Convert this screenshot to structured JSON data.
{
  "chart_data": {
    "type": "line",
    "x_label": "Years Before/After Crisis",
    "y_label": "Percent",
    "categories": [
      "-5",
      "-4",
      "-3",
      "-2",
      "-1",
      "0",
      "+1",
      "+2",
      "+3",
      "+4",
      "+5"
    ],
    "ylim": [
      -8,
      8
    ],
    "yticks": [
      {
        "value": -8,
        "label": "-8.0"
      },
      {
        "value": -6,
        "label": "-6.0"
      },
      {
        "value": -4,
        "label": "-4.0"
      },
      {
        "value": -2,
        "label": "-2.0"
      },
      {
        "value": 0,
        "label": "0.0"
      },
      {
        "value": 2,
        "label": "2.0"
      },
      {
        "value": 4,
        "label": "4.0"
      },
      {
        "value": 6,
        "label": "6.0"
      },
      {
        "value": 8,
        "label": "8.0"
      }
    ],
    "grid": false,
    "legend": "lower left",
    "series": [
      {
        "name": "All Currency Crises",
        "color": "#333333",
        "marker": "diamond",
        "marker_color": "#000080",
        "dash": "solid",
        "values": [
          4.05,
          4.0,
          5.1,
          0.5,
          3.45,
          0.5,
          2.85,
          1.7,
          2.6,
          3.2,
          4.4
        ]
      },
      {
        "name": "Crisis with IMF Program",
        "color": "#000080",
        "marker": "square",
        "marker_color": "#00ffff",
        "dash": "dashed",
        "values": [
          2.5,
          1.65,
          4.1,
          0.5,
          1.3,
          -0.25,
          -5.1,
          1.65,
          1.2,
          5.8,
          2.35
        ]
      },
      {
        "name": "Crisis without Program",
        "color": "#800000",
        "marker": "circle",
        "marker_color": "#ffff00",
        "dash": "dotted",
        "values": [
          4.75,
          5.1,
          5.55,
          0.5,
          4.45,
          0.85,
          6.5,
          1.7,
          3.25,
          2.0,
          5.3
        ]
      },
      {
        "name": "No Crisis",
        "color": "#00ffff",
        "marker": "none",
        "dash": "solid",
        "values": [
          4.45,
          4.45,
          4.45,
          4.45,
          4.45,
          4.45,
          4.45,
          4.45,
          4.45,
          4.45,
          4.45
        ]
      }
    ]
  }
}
+++
Aim of the exercise: Exactly as they are written, print the entries again.

Written response:
Convert this screenshot to structured JSON data.
{
  "chart_data": {
    "type": "line",
    "x_label": "Years Before/After Crisis",
    "y_label": "Percent",
    "categories": [
      "-5",
      "-4",
      "-3",
      "-2",
      "-1",
      "0",
      "+1",
      "+2",
      "+3",
      "+4",
      "+5"
    ],
    "ylim": [
      -8,
      8
    ],
    "yticks": [
      {
        "value": -8,
        "label": "-8.0"
      },
      {
        "value": -6,
        "label": "-6.0"
      },
      {
        "value": -4,
        "label": "-4.0"
      },
      {
        "value": -2,
        "label": "-2.0"
      },
      {
        "value": 0,
        "label": "0.0"
      },
      {
        "value": 2,
        "label": "2.0"
      },
      {
        "value": 4,
        "label": "4.0"
      },
      {
        "value": 6,
        "label": "6.0"
      },
      {
        "value": 8,
        "label": "8.0"
      }
    ],
    "grid": false,
    "legend": "lower left",
    "series": [
      {
        "name": "All Currency Crises",
        "color": "#333333",
        "marker": "diamond",
        "marker_color": "#000080",
        "dash": "solid",
        "values": [
          4.05,
          4.0,
          5.1,
          0.5,
          3.45,
          0.5,
          2.85,
          1.7,
          2.6,
          3.2,
          4.4
        ]
      },
      {
        "name": "Crisis with IMF Program",
        "color": "#000080",
        "marker": "square",
        "marker_color": "#00ffff",
        "dash": "dashed",
        "values": [
          2.5,
          1.65,
          4.1,
          0.5,
          1.3,
          -0.25,
          -5.1,
          1.65,
          1.2,
          5.8,
          2.35
        ]
      },
      {
        "name": "Crisis without Program",
        "color": "#800000",
        "marker": "circle",
        "marker_color": "#ffff00",
        "dash": "dotted",
        "values": [
          4.75,
          5.1,
          5.55,
          0.5,
          4.45,
          0.85,
          6.5,
          1.7,
          3.25,
          2.0,
          5.3
        ]
      },
      {
        "name": "No Crisis",
        "color": "#00ffff",
        "marker": "none",
        "dash": "solid",
        "values": [
          4.45,
          4.45,
          4.45,
          4.45,
          4.45,
          4.45,
          4.45,
          4.45,
          4.45,
          4.45,
          4.45
        ]
      }
    ]
  }
}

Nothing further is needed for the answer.